**Task to complete**.
Would you transcribe the listing that follows, character for character, and omit its images?

**Source records**.
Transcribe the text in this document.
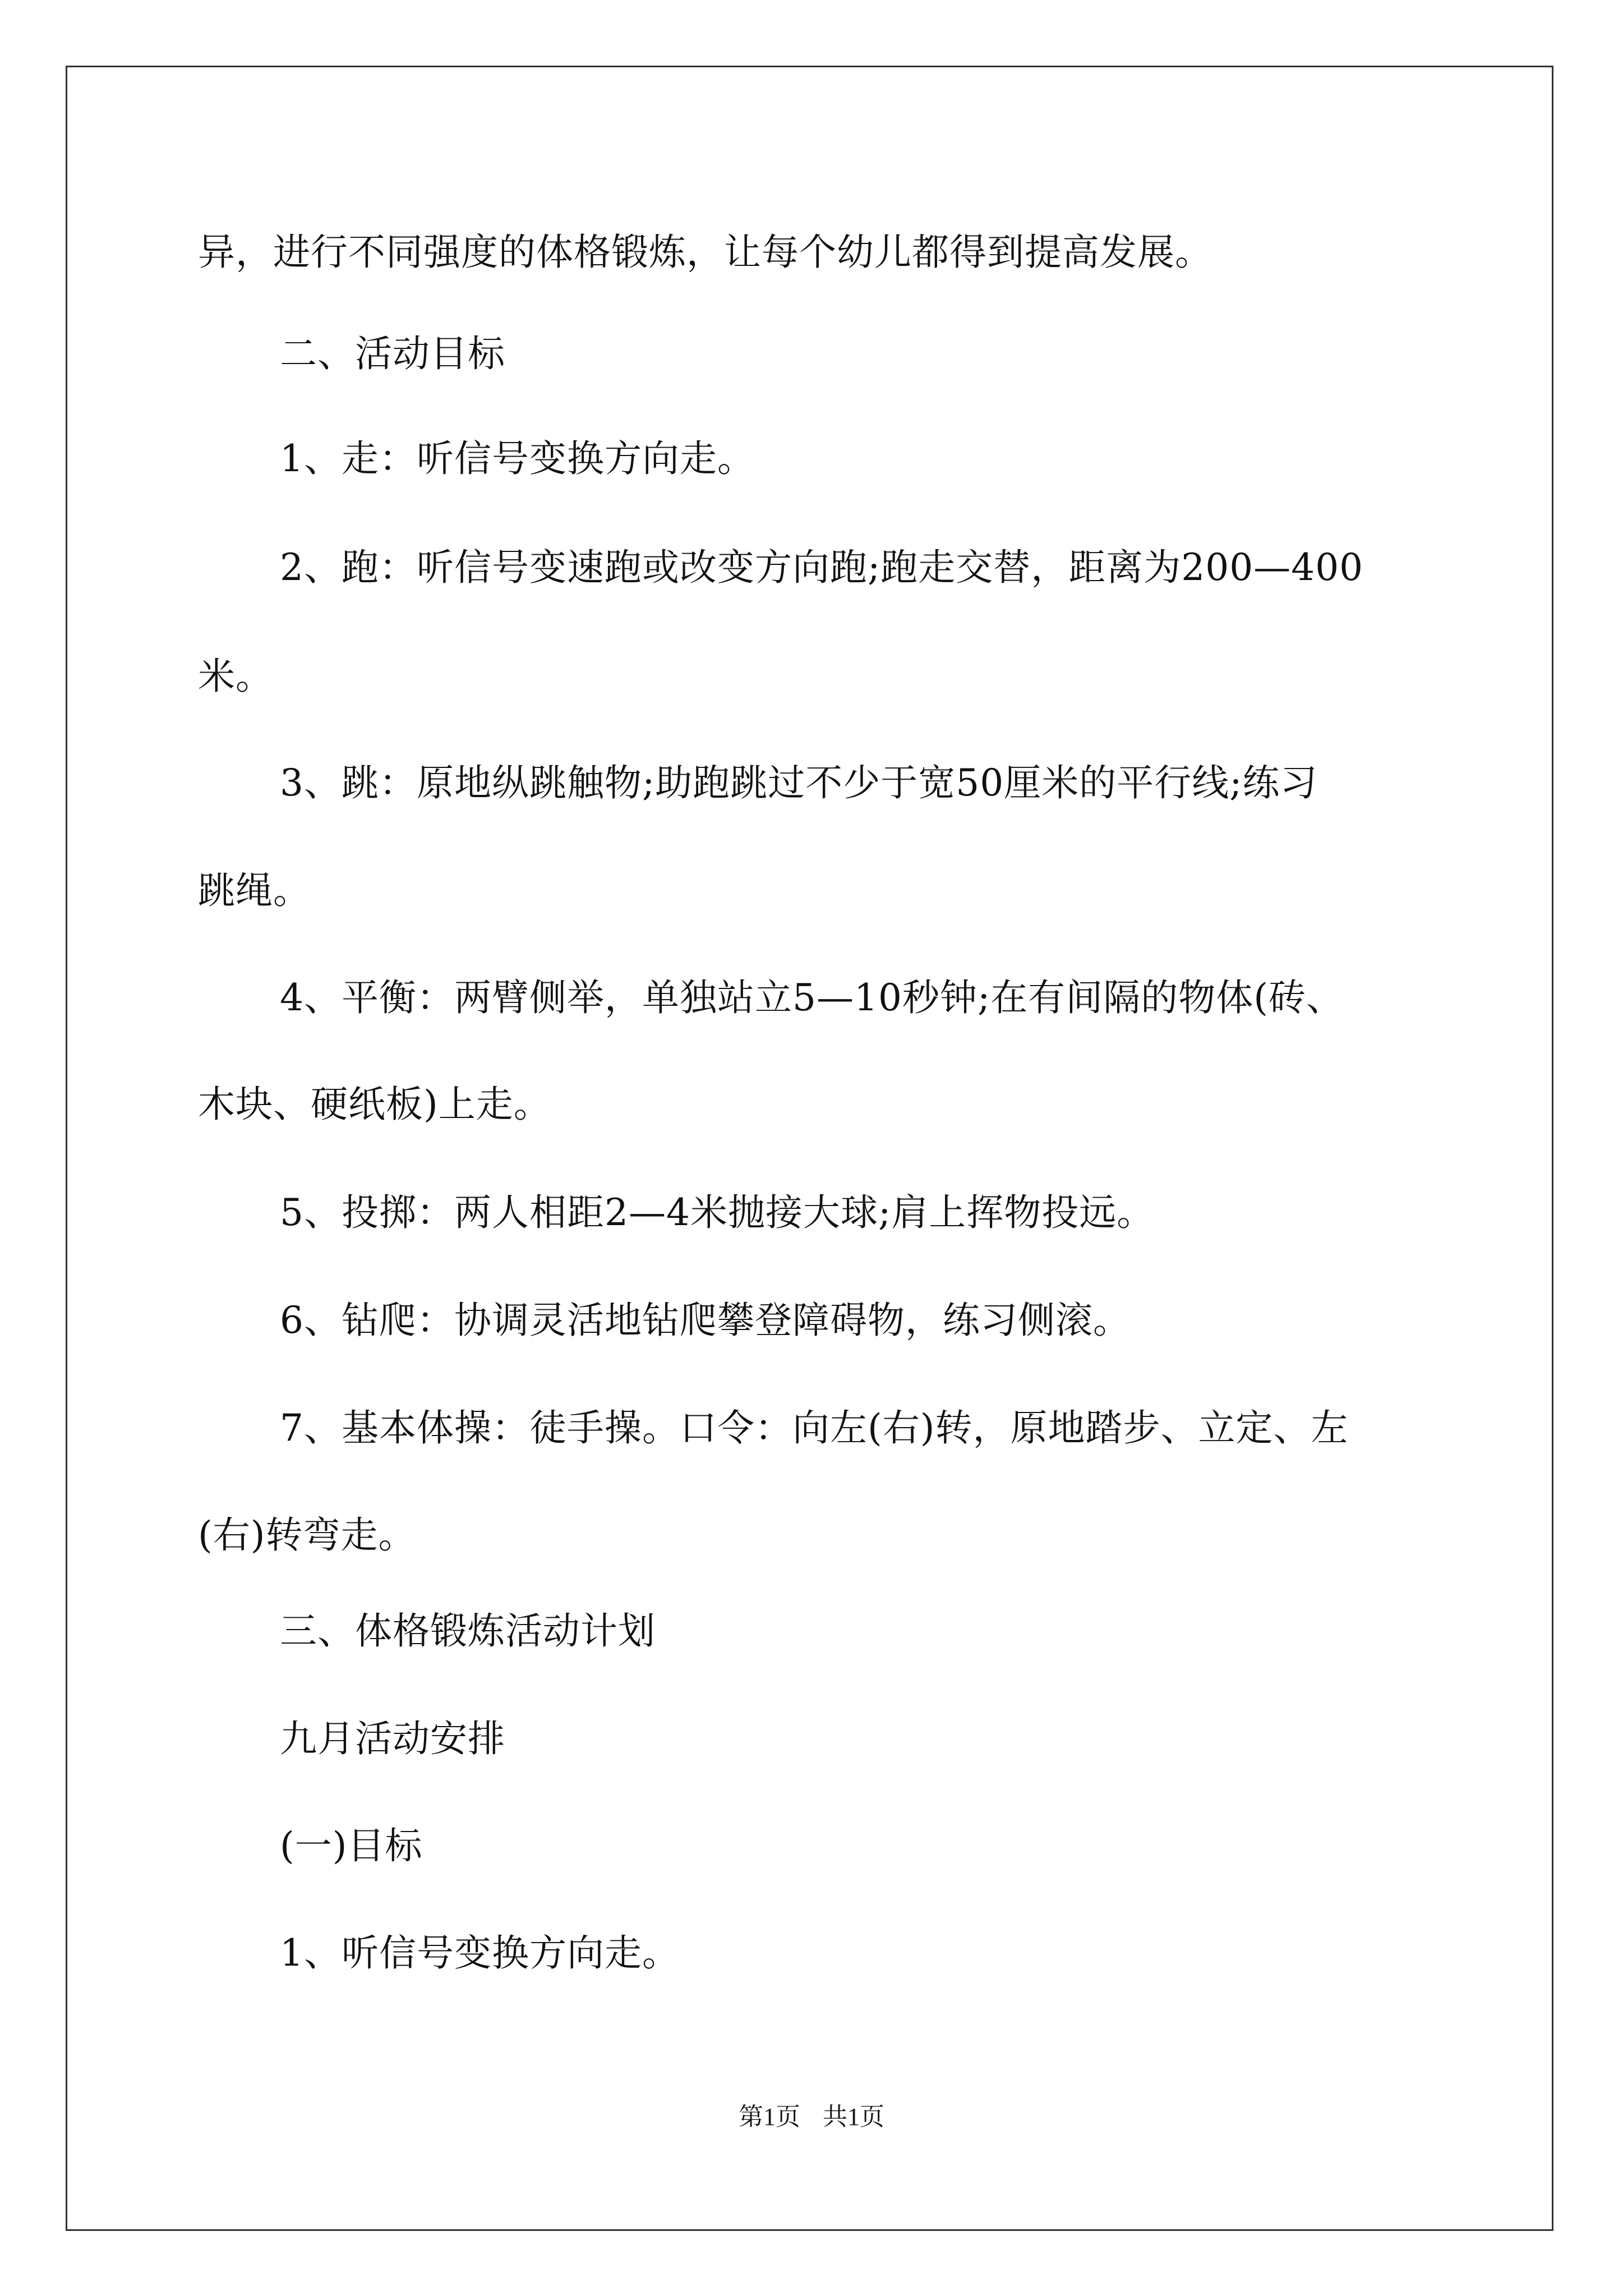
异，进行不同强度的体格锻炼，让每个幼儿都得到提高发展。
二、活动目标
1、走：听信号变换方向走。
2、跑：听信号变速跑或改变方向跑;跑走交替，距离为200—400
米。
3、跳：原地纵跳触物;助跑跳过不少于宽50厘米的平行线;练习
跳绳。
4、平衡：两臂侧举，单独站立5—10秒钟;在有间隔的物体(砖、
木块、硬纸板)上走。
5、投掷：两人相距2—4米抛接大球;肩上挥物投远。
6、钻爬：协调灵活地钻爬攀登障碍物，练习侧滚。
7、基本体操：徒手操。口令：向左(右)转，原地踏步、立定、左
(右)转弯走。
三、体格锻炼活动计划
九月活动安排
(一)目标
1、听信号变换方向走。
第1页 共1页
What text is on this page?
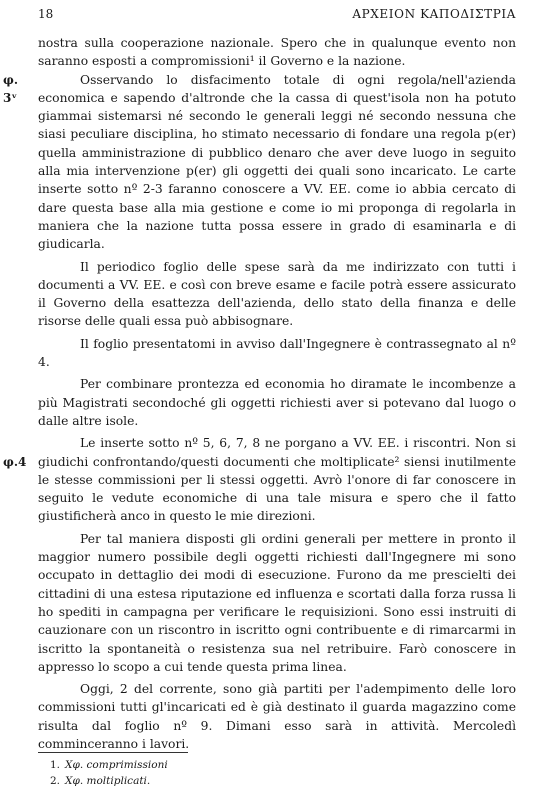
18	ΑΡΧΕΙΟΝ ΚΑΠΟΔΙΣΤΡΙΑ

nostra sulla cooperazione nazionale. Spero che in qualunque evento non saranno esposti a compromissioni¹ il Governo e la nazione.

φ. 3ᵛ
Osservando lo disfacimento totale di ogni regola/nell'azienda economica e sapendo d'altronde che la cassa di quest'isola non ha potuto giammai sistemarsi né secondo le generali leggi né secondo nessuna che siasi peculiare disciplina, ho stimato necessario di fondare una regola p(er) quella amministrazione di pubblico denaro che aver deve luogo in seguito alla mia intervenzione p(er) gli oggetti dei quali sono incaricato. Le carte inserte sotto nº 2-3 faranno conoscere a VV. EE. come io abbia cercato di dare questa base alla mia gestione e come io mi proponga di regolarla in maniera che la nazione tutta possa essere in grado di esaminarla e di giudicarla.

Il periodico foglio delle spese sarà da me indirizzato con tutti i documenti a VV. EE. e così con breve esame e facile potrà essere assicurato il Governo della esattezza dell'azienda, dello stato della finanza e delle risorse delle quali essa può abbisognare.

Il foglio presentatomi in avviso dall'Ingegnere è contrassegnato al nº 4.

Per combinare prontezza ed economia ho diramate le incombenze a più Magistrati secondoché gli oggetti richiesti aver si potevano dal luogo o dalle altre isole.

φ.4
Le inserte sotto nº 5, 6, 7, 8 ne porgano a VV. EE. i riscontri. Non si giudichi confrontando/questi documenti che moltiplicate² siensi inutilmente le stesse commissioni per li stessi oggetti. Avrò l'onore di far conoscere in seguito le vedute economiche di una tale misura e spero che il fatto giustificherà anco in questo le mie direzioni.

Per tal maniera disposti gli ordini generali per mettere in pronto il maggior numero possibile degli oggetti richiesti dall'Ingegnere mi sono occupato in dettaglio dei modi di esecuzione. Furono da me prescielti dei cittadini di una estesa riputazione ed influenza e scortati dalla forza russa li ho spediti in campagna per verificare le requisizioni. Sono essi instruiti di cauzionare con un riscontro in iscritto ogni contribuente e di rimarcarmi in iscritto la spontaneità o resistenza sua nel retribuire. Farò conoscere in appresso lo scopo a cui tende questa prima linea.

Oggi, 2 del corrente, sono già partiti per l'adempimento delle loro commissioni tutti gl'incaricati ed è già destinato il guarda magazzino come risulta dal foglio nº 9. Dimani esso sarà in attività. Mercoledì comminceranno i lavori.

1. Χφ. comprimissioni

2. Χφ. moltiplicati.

**Solution to this task**.
Transcribe the text in this document.
异，进行不同强度的体格锻炼，让每个幼儿都得到提高发展。
二、活动目标
1、走：听信号变换方向走。
2、跑：听信号变速跑或改变方向跑;跑走交替，距离为200—400
米。
3、跳：原地纵跳触物;助跑跳过不少于宽50厘米的平行线;练习
跳绳。
4、平衡：两臂侧举，单独站立5—10秒钟;在有间隔的物体(砖、
木块、硬纸板)上走。
5、投掷：两人相距2—4米抛接大球;肩上挥物投远。
6、钻爬：协调灵活地钻爬攀登障碍物，练习侧滚。
7、基本体操：徒手操。口令：向左(右)转，原地踏步、立定、左
(右)转弯走。
三、体格锻炼活动计划
九月活动安排
(一)目标
1、听信号变换方向走。
第1页 共1页
What text is on this page?
18	ΑΡΧΕΙΟΝ ΚΑΠΟΔΙΣΤΡΙΑ

nostra sulla cooperazione nazionale. Spero che in qualunque evento non saranno esposti a compromissioni¹ il Governo e la nazione.

φ. 3ᵛ
Osservando lo disfacimento totale di ogni regola/nell'azienda economica e sapendo d'altronde che la cassa di quest'isola non ha potuto giammai sistemarsi né secondo le generali leggi né secondo nessuna che siasi peculiare disciplina, ho stimato necessario di fondare una regola p(er) quella amministrazione di pubblico denaro che aver deve luogo in seguito alla mia intervenzione p(er) gli oggetti dei quali sono incaricato. Le carte inserte sotto nº 2-3 faranno conoscere a VV. EE. come io abbia cercato di dare questa base alla mia gestione e come io mi proponga di regolarla in maniera che la nazione tutta possa essere in grado di esaminarla e di giudicarla.

Il periodico foglio delle spese sarà da me indirizzato con tutti i documenti a VV. EE. e così con breve esame e facile potrà essere assicurato il Governo della esattezza dell'azienda, dello stato della finanza e delle risorse delle quali essa può abbisognare.

Il foglio presentatomi in avviso dall'Ingegnere è contrassegnato al nº 4.

Per combinare prontezza ed economia ho diramate le incombenze a più Magistrati secondoché gli oggetti richiesti aver si potevano dal luogo o dalle altre isole.

φ.4
Le inserte sotto nº 5, 6, 7, 8 ne porgano a VV. EE. i riscontri. Non si giudichi confrontando/questi documenti che moltiplicate² siensi inutilmente le stesse commissioni per li stessi oggetti. Avrò l'onore di far conoscere in seguito le vedute economiche di una tale misura e spero che il fatto giustificherà anco in questo le mie direzioni.

Per tal maniera disposti gli ordini generali per mettere in pronto il maggior numero possibile degli oggetti richiesti dall'Ingegnere mi sono occupato in dettaglio dei modi di esecuzione. Furono da me prescielti dei cittadini di una estesa riputazione ed influenza e scortati dalla forza russa li ho spediti in campagna per verificare le requisizioni. Sono essi instruiti di cauzionare con un riscontro in iscritto ogni contribuente e di rimarcarmi in iscritto la spontaneità o resistenza sua nel retribuire. Farò conoscere in appresso lo scopo a cui tende questa prima linea.

Oggi, 2 del corrente, sono già partiti per l'adempimento delle loro commissioni tutti gl'incaricati ed è già destinato il guarda magazzino come risulta dal foglio nº 9. Dimani esso sarà in attività. Mercoledì comminceranno i lavori.

1. Χφ. comprimissioni

2. Χφ. moltiplicati.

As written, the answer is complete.